Output the material beneath exactly, leaving nothing out.

※ ※ ※

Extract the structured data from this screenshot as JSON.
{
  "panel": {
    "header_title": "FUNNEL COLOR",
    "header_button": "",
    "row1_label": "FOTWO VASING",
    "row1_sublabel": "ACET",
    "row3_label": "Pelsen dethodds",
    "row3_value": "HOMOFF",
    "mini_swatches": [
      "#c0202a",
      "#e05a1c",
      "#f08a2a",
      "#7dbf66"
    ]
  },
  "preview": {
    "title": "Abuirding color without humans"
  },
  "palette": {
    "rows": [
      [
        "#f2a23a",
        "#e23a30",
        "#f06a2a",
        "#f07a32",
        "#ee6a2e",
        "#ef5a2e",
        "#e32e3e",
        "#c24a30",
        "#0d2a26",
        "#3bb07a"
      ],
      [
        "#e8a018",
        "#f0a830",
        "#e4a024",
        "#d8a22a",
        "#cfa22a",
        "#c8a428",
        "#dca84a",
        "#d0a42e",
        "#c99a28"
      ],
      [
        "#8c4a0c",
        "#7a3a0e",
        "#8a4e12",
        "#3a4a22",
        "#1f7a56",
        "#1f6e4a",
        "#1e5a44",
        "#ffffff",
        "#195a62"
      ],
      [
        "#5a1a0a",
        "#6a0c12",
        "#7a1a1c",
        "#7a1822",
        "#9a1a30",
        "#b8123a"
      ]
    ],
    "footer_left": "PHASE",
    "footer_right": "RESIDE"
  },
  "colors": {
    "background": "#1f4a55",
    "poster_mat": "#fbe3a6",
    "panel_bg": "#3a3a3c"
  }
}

※ ※ ※

● PROBLEM SOLUTION:
Extract the structured data from this screenshot as JSON.
{
  "panel": {
    "header_title": "FUNNEL COLOR",
    "header_button": "",
    "row1_label": "FOTWO VASING",
    "row1_sublabel": "ACET",
    "row3_label": "Pelsen dethodds",
    "row3_value": "HOMOFF",
    "mini_swatches": [
      "#c0202a",
      "#e05a1c",
      "#f08a2a",
      "#7dbf66"
    ]
  },
  "preview": {
    "title": "Abuirding color without humans"
  },
  "palette": {
    "rows": [
      [
        "#f2a23a",
        "#e23a30",
        "#f06a2a",
        "#f07a32",
        "#ee6a2e",
        "#ef5a2e",
        "#e32e3e",
        "#c24a30",
        "#0d2a26",
        "#3bb07a"
      ],
      [
        "#e8a018",
        "#f0a830",
        "#e4a024",
        "#d8a22a",
        "#cfa22a",
        "#c8a428",
        "#dca84a",
        "#d0a42e",
        "#c99a28"
      ],
      [
        "#8c4a0c",
        "#7a3a0e",
        "#8a4e12",
        "#3a4a22",
        "#1f7a56",
        "#1f6e4a",
        "#1e5a44",
        "#ffffff",
        "#195a62"
      ],
      [
        "#5a1a0a",
        "#6a0c12",
        "#7a1a1c",
        "#7a1822",
        "#9a1a30",
        "#b8123a"
      ]
    ],
    "footer_left": "PHASE",
    "footer_right": "RESIDE"
  },
  "colors": {
    "background": "#1f4a55",
    "poster_mat": "#fbe3a6",
    "panel_bg": "#3a3a3c"
  }
}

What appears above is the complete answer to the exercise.